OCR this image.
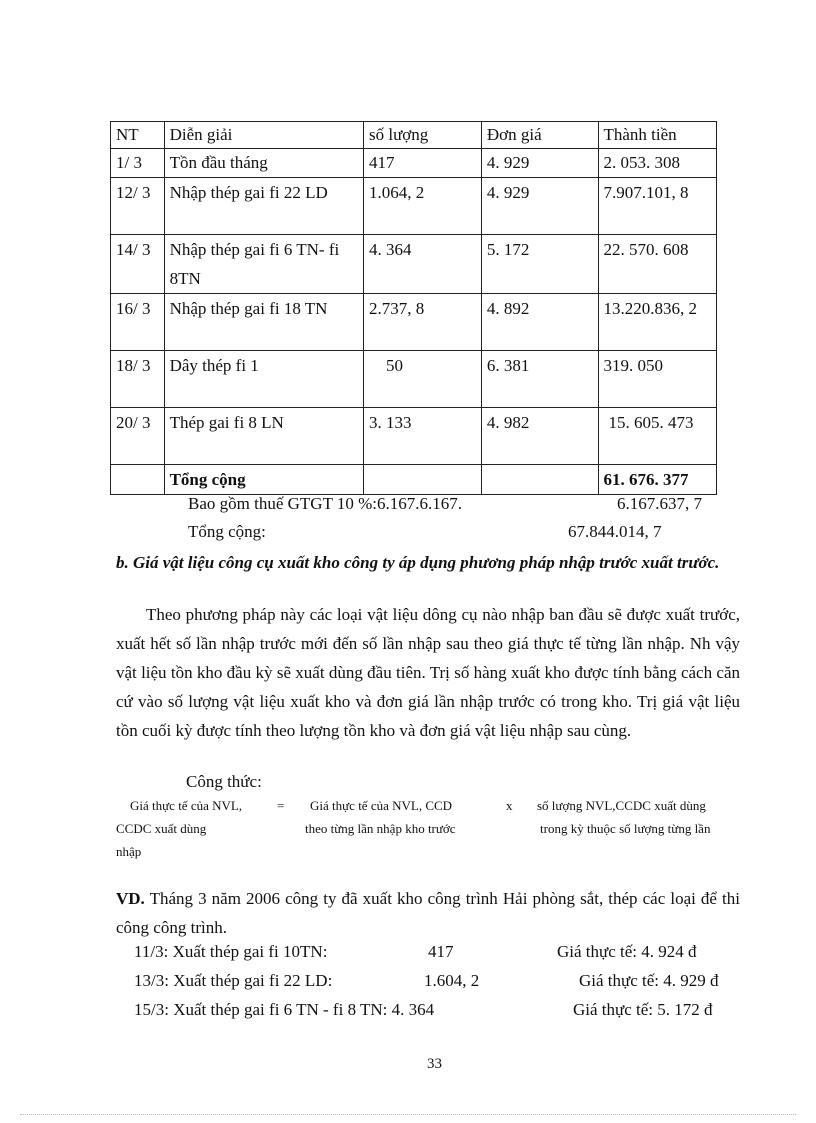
NT	Diễn giải	số lượng	Đơn giá	Thành tiền
1/ 3	Tồn đầu tháng	417	4. 929	2. 053. 308
12/ 3	Nhập thép gai fi 22 LD	1.064, 2	4. 929	7.907.101, 8
14/ 3	Nhập thép gai fi 6 TN- fi 8TN	4. 364	5. 172	22. 570. 608
16/ 3	Nhập thép gai fi 18 TN	2.737, 8	4. 892	13.220.836, 2
18/ 3	Dây thép fi 1	50	6. 381	319. 050
20/ 3	Thép gai fi 8 LN	3. 133	4. 982	15. 605. 473
	Tổng cộng			61. 676. 377
Bao gồm thuế GTGT 10 %:6.167.6.167.	6.167.637, 7
Tổng cộng:	67.844.014, 7
b. Giá vật liệu công cụ xuất kho công ty áp dụng phương pháp nhập trước xuất trước.
Theo phương pháp này các loại vật liệu dông cụ nào nhập ban đầu sẽ được xuất trước, xuất hết số lần nhập trước mới đến số lần nhập sau theo giá thực tế từng lần nhập. Nh vậy vật liệu tồn kho đầu kỳ sẽ xuất dùng đầu tiên. Trị số hàng xuất kho được tính bằng cách căn cứ vào số lượng vật liệu xuất kho và đơn giá lần nhập trước có trong kho. Trị giá vật liệu tồn cuối kỳ được tính theo lượng tồn kho và đơn giá vật liệu nhập sau cùng.
Công thức:
Giá thực tế của NVL,	= Giá thực tế của NVL, CCD	x số lượng NVL,CCDC xuất dùng
CCDC xuất dùng	theo từng lần nhập kho trước	trong kỳ thuộc số lượng từng lần
nhập
VD. Tháng 3 năm 2006 công ty đã xuất kho công trình Hải phòng sắt, thép các loại để thi công công trình.
11/3: Xuất thép gai fi 10TN:	417	Giá thực tế: 4. 924 đ
13/3: Xuất thép gai fi 22 LD:	1.604, 2	Giá thực tế: 4. 929 đ
15/3: Xuất thép gai fi 6 TN - fi 8 TN: 4. 364	Giá thực tế: 5. 172 đ
33
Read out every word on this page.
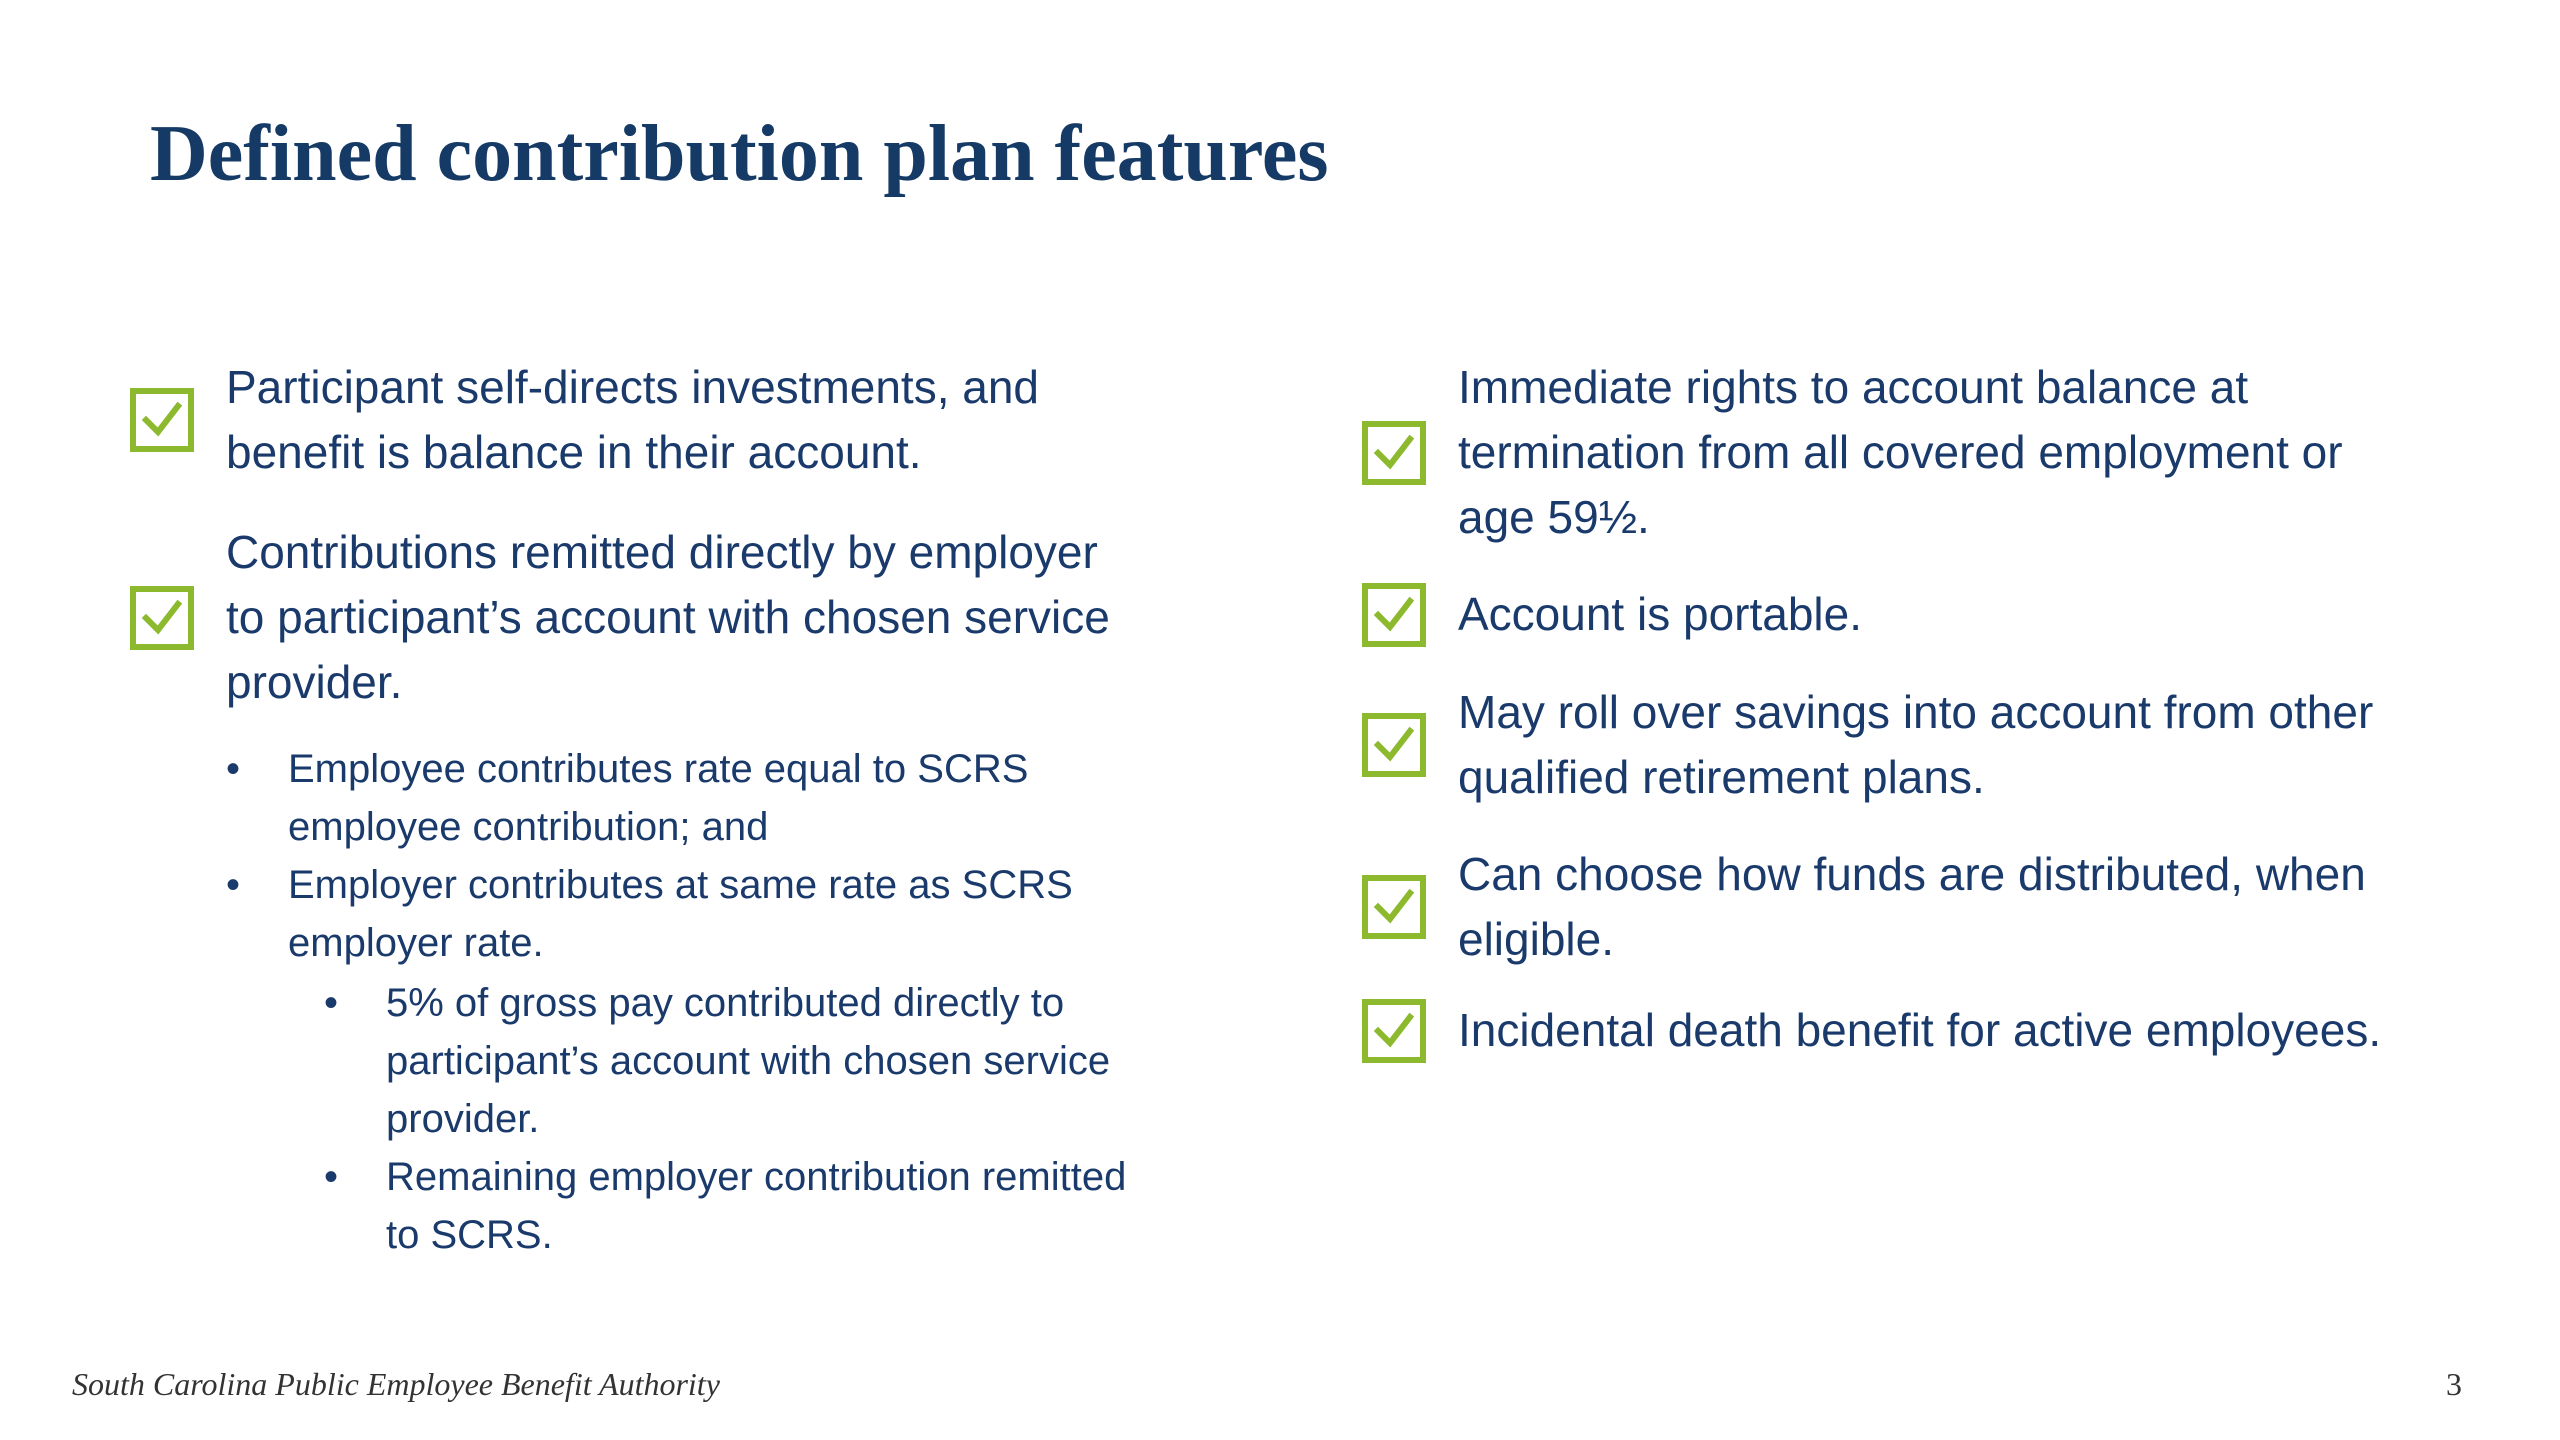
Defined contribution plan features
Participant self-directs investments, and
benefit is balance in their account.
Contributions remitted directly by employer
to participant’s account with chosen service
provider.
• Employee contributes rate equal to SCRS
employee contribution; and
• Employer contributes at same rate as SCRS
employer rate.
• 5% of gross pay contributed directly to
participant’s account with chosen service
provider.
• Remaining employer contribution remitted
to SCRS.
Immediate rights to account balance at
termination from all covered employment or
age 59½.
Account is portable.
May roll over savings into account from other
qualified retirement plans.
Can choose how funds are distributed, when
eligible.
Incidental death benefit for active employees.
South Carolina Public Employee Benefit Authority	3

□ □ □ □

## Stated problem
Pictures don't belong in the copy. Transcribe every record exactly as it appears.

## Response
OCR this image.
NT	Diễn giải	số lượng	Đơn giá	Thành tiền
1/ 3	Tồn đầu tháng	417	4. 929	2. 053. 308
12/ 3	Nhập thép gai fi 22 LD	1.064, 2	4. 929	7.907.101, 8
14/ 3	Nhập thép gai fi 6 TN- fi 8TN	4. 364	5. 172	22. 570. 608
16/ 3	Nhập thép gai fi 18 TN	2.737, 8	4. 892	13.220.836, 2
18/ 3	Dây thép fi 1	50	6. 381	319. 050
20/ 3	Thép gai fi 8 LN	3. 133	4. 982	15. 605. 473
	Tổng cộng			61. 676. 377
Bao gồm thuế GTGT 10 %:6.167.6.167.	6.167.637, 7
Tổng cộng:	67.844.014, 7
b. Giá vật liệu công cụ xuất kho công ty áp dụng phương pháp nhập trước xuất trước.
Theo phương pháp này các loại vật liệu dông cụ nào nhập ban đầu sẽ được xuất trước, xuất hết số lần nhập trước mới đến số lần nhập sau theo giá thực tế từng lần nhập. Nh vậy vật liệu tồn kho đầu kỳ sẽ xuất dùng đầu tiên. Trị số hàng xuất kho được tính bằng cách căn cứ vào số lượng vật liệu xuất kho và đơn giá lần nhập trước có trong kho. Trị giá vật liệu tồn cuối kỳ được tính theo lượng tồn kho và đơn giá vật liệu nhập sau cùng.
Công thức:
Giá thực tế của NVL,	= Giá thực tế của NVL, CCD	x số lượng NVL,CCDC xuất dùng
CCDC xuất dùng	theo từng lần nhập kho trước	trong kỳ thuộc số lượng từng lần
nhập
VD. Tháng 3 năm 2006 công ty đã xuất kho công trình Hải phòng sắt, thép các loại để thi công công trình.
11/3: Xuất thép gai fi 10TN:	417	Giá thực tế: 4. 924 đ
13/3: Xuất thép gai fi 22 LD:	1.604, 2	Giá thực tế: 4. 929 đ
15/3: Xuất thép gai fi 6 TN - fi 8 TN: 4. 364	Giá thực tế: 5. 172 đ
33
Read out every word on this page.
Defined contribution plan features
Participant self-directs investments, and
benefit is balance in their account.
Contributions remitted directly by employer
to participant’s account with chosen service
provider.
• Employee contributes rate equal to SCRS
employee contribution; and
• Employer contributes at same rate as SCRS
employer rate.
• 5% of gross pay contributed directly to
participant’s account with chosen service
provider.
• Remaining employer contribution remitted
to SCRS.
Immediate rights to account balance at
termination from all covered employment or
age 59½.
Account is portable.
May roll over savings into account from other
qualified retirement plans.
Can choose how funds are distributed, when
eligible.
Incidental death benefit for active employees.
South Carolina Public Employee Benefit Authority	3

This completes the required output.